[Items from a figure collection]

>> start

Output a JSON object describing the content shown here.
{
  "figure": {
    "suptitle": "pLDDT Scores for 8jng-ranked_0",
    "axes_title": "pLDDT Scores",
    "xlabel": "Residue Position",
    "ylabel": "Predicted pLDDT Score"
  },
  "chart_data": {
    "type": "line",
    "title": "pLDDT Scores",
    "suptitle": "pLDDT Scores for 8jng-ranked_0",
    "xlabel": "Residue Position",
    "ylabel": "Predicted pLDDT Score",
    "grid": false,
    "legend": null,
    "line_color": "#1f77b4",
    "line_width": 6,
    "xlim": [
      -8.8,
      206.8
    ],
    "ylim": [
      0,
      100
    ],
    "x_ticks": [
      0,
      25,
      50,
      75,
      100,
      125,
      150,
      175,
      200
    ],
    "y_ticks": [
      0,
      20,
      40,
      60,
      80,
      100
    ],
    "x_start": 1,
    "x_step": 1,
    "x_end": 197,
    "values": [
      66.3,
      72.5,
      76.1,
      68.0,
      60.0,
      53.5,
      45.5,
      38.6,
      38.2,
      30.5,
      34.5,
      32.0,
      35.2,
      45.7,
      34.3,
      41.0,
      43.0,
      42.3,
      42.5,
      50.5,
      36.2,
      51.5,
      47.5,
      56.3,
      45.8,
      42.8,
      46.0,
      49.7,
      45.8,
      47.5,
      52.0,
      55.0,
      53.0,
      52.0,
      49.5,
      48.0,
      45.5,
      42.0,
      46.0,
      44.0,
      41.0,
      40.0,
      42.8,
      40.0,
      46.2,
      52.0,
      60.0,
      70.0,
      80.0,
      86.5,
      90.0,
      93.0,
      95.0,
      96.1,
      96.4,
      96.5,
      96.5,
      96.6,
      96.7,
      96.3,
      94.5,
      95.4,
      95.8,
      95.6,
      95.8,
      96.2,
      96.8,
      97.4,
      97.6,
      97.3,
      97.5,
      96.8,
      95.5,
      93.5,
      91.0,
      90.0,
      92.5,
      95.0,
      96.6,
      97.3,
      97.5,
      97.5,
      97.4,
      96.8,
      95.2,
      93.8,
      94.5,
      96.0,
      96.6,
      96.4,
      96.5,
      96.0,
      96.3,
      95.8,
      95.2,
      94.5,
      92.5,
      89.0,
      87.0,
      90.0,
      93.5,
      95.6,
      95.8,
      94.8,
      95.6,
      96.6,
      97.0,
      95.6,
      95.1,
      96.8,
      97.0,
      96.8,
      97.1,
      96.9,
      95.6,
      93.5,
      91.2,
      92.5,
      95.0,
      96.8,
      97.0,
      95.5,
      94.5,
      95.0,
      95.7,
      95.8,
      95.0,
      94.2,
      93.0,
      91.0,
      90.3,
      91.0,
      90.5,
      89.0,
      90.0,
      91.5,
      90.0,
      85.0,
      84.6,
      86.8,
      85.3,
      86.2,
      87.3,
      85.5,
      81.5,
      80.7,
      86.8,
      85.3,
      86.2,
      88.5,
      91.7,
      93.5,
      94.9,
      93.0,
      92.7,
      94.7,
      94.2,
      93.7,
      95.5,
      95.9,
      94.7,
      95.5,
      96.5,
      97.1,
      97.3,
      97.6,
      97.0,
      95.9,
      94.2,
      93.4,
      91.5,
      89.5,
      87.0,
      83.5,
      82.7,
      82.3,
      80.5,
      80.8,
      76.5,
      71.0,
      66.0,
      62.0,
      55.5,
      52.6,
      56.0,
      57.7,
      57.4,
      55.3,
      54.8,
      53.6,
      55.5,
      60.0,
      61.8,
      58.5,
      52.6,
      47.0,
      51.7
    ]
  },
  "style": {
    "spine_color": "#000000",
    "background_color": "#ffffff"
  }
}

>> end
>> start

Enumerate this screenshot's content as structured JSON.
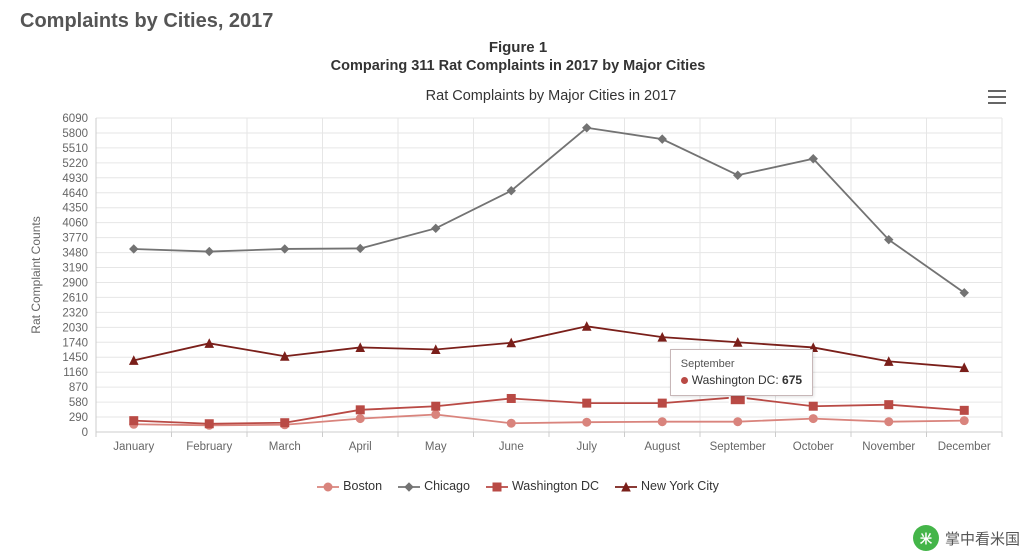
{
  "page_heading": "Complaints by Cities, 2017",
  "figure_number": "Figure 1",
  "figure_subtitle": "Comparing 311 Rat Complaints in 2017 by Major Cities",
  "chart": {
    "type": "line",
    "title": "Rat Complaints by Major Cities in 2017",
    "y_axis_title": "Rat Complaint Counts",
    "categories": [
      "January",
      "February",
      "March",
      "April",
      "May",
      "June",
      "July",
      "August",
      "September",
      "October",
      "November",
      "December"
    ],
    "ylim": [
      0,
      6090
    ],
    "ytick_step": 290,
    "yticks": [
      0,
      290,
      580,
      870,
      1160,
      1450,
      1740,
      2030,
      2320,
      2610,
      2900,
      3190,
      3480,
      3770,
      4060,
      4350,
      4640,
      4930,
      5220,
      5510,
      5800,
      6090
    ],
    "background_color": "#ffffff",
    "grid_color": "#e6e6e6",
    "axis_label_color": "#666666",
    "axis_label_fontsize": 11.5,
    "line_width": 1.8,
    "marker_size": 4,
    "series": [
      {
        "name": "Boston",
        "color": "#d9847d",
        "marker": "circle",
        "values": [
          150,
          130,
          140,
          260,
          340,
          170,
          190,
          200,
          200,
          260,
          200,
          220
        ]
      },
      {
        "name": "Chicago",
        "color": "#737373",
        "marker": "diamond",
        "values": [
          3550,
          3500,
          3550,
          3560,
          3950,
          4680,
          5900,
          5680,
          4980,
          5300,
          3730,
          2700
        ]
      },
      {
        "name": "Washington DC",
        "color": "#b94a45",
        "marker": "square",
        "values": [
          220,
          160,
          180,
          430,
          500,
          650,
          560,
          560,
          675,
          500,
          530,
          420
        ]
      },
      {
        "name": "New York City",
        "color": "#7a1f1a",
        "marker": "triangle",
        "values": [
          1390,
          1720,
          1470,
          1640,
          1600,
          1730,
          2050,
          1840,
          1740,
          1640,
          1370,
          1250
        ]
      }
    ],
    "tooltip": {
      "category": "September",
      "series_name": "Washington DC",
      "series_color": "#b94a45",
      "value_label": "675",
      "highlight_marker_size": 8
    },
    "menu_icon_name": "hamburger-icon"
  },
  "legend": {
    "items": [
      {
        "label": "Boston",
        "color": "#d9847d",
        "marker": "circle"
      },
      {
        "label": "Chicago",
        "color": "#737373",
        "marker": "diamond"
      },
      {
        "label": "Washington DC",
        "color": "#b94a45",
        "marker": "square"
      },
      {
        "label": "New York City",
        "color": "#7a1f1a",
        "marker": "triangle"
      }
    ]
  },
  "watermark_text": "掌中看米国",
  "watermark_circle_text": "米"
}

>> end
>> start

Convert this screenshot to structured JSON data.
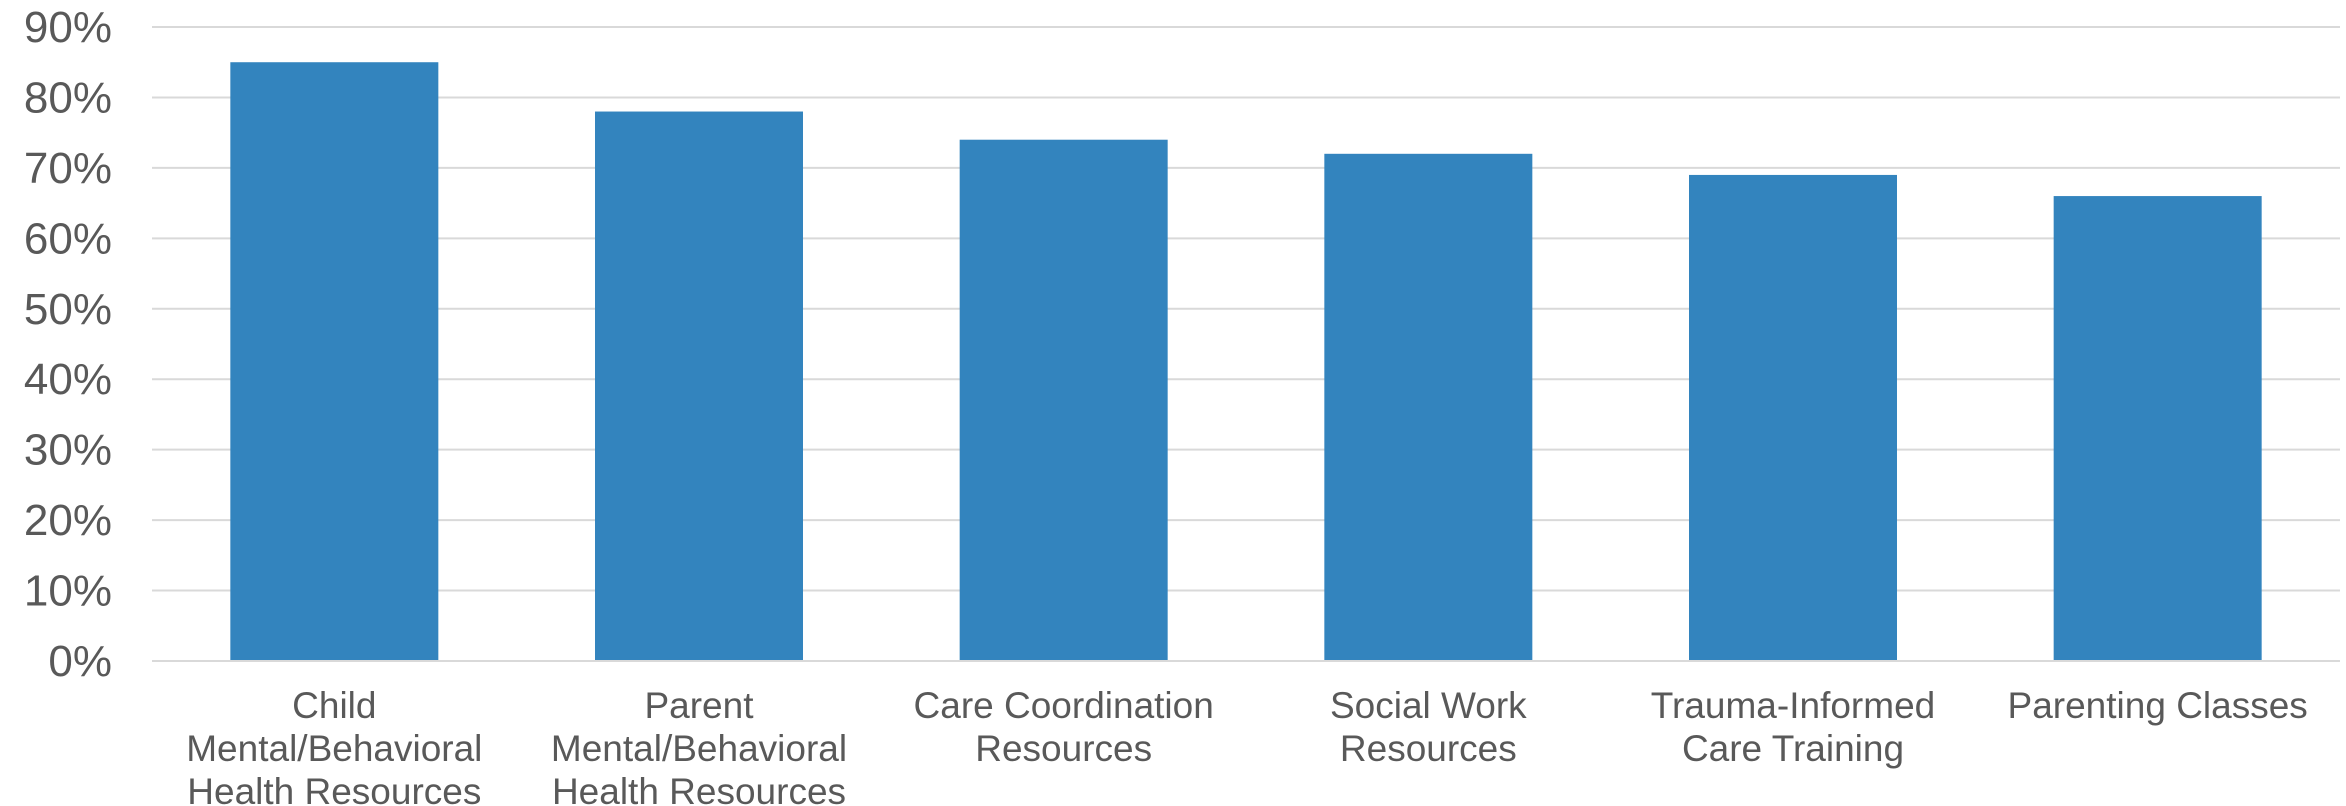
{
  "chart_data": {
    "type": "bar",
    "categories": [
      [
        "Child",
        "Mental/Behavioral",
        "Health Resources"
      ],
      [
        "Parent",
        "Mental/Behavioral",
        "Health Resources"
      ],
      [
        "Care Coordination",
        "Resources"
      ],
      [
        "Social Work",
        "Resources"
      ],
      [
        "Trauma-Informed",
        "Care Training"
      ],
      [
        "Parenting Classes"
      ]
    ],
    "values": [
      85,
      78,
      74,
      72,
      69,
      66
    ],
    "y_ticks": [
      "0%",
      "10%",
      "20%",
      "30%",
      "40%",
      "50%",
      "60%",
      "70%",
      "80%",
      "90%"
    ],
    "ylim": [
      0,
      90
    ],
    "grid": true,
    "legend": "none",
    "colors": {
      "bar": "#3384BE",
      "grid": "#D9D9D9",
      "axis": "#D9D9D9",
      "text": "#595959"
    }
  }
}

>> end

## WRITTEN EXERCISE
Extract, from the material above, each line holding the word "this".

## FINAL ANSWER
Enumerate this screenshot's content as structured JSON.
Convert this screenshot to structured JSON data.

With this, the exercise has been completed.